SELECTED EXTRACT
In June of 1979, Moore indicated that he would resign as chairman at the annual meeting on 29 June, along with three other directors. However, Moore tendered his resignation four days early, bringing an end to his long stint at the helm of the company. At the annual meeting, Peter Bronfman was elected as the new chairman and assumed the duties of chief executive officer. That September, John Trevor Eyton (1934–2019) replaced Freeman-Attwood as president. Freeman-Attwood remained with the company as vice-president, Brazil.

The final top executive change came at the company's annual meeting on 8 May 1991, when Eyton succeeded Bronfman as chairman of the board while Jack Lynn Cockwell (1941–) became president.

=== Merger with Edper and creation of Brookfield, 1997 ===
In April 1997, Edper announced its plan to merge with Brascan, of which it owned 47 per cent of outstanding shares. Upon the merger, Partners Ltd., a company controlled by 26 senior officials, would own two thirds of the new company's privately held class-B shares, and 10 per cent of the publicly traded class-B shares. Each share class would have the rights to elect half the board of directors, therefore, Partners would hold majority control of the board. In effect, the merger would grant indefinite control of the new company to its management.

On 10 July 1997, Brascan shareholders voted to merge with the Edper Group to form a new company, EdperBrascan Corporation, traded as EBC, with a market capitalisation of almost $4 billion. The new company came into existence on 1 August 1997, bringing an end to Brascan after an 85-year life.

On 28 April 2000, EdperBrascan changed its name to Brascan Corporation, trade as BNN. On 10 November 2005, Brascan changed its name to Brookfield Asset Management Inc., traded under the symbol BAM. In December 2022, the company changed its name to Brookfield Corporation, and spun off its asset management operations as Brookfield Asset Management.

DATA LISTING
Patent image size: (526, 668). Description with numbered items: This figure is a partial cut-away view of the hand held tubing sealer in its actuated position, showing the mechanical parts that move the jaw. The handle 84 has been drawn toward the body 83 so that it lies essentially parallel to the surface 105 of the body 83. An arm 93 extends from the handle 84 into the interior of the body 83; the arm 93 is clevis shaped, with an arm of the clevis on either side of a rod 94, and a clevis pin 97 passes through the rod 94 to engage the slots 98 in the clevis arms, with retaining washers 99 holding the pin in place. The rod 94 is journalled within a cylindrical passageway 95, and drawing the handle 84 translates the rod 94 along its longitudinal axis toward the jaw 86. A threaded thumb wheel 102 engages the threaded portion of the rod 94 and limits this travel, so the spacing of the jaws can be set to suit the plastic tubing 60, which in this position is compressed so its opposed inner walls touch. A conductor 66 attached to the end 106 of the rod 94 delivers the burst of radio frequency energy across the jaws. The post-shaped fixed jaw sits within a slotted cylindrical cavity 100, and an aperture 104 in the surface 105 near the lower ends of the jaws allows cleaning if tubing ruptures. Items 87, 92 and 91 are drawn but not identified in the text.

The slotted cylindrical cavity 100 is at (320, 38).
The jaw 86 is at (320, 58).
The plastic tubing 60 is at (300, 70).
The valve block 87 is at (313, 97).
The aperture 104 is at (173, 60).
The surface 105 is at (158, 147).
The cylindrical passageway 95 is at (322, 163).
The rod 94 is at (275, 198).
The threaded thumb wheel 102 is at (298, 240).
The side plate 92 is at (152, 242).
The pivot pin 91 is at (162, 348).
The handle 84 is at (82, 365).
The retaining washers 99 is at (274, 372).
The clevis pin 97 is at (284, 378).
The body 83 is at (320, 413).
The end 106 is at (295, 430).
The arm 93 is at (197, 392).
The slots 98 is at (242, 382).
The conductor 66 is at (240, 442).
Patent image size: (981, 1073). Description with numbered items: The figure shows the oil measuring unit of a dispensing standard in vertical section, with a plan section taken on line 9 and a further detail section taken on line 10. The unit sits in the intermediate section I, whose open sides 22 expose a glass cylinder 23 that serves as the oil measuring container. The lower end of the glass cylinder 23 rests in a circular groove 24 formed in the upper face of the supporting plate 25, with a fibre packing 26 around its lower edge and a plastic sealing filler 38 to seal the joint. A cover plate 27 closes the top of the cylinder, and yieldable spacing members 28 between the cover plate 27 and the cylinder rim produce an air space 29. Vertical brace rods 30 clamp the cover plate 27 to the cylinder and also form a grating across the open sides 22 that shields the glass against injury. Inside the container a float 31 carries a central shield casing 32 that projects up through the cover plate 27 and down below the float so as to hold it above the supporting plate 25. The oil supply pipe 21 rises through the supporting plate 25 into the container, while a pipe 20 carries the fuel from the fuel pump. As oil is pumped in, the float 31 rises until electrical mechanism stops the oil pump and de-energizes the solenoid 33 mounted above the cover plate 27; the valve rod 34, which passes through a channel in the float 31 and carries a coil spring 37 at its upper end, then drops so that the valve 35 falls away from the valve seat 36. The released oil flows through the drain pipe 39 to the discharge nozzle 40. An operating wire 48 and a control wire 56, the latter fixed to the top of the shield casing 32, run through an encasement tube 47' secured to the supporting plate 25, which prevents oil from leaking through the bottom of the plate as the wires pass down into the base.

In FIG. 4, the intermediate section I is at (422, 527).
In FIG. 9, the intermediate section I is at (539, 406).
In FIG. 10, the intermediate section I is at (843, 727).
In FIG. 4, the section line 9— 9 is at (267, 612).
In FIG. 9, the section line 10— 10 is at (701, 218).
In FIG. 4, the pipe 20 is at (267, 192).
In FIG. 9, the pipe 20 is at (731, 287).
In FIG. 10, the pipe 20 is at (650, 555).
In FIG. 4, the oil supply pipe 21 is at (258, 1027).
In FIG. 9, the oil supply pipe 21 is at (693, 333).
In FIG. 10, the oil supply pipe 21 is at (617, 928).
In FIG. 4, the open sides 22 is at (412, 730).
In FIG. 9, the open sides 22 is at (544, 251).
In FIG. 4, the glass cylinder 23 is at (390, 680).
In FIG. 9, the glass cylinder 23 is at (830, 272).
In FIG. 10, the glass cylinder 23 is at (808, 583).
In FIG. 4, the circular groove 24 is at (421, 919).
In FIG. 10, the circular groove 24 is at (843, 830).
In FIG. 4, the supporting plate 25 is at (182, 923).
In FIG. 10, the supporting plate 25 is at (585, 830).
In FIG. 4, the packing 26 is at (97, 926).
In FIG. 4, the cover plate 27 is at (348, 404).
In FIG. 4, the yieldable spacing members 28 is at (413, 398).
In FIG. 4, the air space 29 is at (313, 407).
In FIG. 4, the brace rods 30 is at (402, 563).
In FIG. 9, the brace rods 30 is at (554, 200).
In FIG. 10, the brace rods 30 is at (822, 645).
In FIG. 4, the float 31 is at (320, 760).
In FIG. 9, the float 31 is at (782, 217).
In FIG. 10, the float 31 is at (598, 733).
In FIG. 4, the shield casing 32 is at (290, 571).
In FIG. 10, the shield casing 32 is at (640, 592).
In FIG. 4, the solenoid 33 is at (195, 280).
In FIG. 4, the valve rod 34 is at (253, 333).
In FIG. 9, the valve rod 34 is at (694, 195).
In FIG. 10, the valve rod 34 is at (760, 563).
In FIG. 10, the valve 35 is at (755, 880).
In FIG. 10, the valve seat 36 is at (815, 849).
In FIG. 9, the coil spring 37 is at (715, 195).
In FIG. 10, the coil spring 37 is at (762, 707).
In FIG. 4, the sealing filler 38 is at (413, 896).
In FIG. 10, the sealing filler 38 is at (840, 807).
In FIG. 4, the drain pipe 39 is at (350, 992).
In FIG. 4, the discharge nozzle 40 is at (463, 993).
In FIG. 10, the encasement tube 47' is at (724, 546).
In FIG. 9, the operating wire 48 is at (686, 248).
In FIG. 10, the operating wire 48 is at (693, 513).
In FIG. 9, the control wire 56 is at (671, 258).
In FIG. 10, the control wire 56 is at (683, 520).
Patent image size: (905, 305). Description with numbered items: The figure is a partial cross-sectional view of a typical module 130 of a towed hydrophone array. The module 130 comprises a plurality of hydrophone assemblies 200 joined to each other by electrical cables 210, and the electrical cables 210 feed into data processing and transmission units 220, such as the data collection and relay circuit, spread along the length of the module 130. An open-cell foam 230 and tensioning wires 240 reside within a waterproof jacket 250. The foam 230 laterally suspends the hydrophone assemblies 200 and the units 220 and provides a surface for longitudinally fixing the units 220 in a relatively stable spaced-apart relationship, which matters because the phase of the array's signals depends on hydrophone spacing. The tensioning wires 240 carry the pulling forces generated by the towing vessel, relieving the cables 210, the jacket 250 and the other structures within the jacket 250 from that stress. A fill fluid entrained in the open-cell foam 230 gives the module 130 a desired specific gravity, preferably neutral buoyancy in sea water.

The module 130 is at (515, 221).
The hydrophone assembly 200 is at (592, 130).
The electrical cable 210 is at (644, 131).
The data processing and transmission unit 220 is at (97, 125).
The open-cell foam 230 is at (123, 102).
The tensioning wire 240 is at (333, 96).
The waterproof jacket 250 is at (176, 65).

TASKS TO PERFORM
• 1. From the Brascan passage, copy the text from "On 28 April" up to and including "Brookfield Asset Management.".
• 2. In the Brascan passage, turn the paragraph beginning "In April 1997, Edper announced" into a short bulleted list that keeps its main facts.
• 3. According to the Brascan passage, on what date did EdperBrascan Corporation come into existence?

TASK SOLUTIONS
• 1.
On 28 April 2000, EdperBrascan changed its name to Brascan Corporation, trade as BNN. On 10 November 2005, Brascan changed its name to Brookfield Asset Management Inc., traded under the symbol BAM. In December 2022, the company changed its name to Brookfield Corporation, and spun off its asset management operations as Brookfield Asset Management.

• 2.
- In April 1997, Edper announced a plan to merge with Brascan, of which it owned 47 per cent of outstanding shares.
- After the merger, Partners Ltd., controlled by 26 senior officials, would own two thirds of the new company's privately held class-B shares and 10 per cent of the publicly traded class-B shares.
- Each share class could elect half the board, so Partners would hold majority control of the board.
- In effect, management would gain indefinite control of the new company.

• 3. 1 August 1997.